Written instruction —
Output every entry exactly as written, but omit the pictures.

# Start of Information given

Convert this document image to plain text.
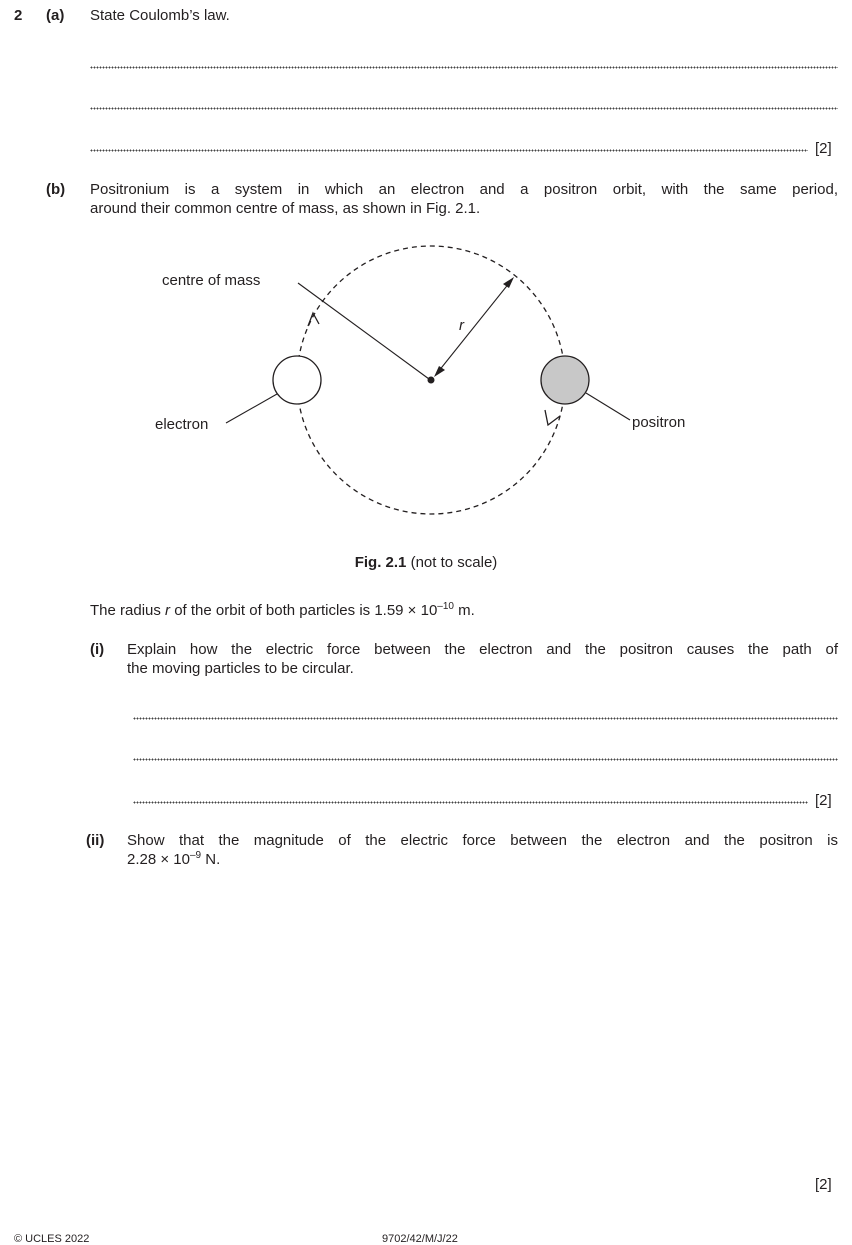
2 (a) State Coulomb’s law.
[2]
(b) Positronium is a system in which an electron and a positron orbit, with the same period,
around their common centre of mass, as shown in Fig. 2.1.
centre of mass
r
electron	positron
Fig. 2.1 (not to scale)
The radius r of the orbit of both particles is $1.59 \times 10^{-10}$ m.
(i) Explain how the electric force between the electron and the positron causes the path of
the moving particles to be circular.
[2]
(ii) Show that the magnitude of the electric force between the electron and the positron is
$2.28 \times 10^{-9}$ N.
[2]
© UCLES 2022	9702/42/M/J/22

# End of Information given

Expected answer —
Convert this document image to plain text.
2 (a) State Coulomb’s law.
[2]
(b) Positronium is a system in which an electron and a positron orbit, with the same period,
around their common centre of mass, as shown in Fig. 2.1.
centre of mass
r
electron	positron
Fig. 2.1 (not to scale)
The radius r of the orbit of both particles is $1.59 \times 10^{-10}$ m.
(i) Explain how the electric force between the electron and the positron causes the path of
the moving particles to be circular.
[2]
(ii) Show that the magnitude of the electric force between the electron and the positron is
$2.28 \times 10^{-9}$ N.
[2]
© UCLES 2022	9702/42/M/J/22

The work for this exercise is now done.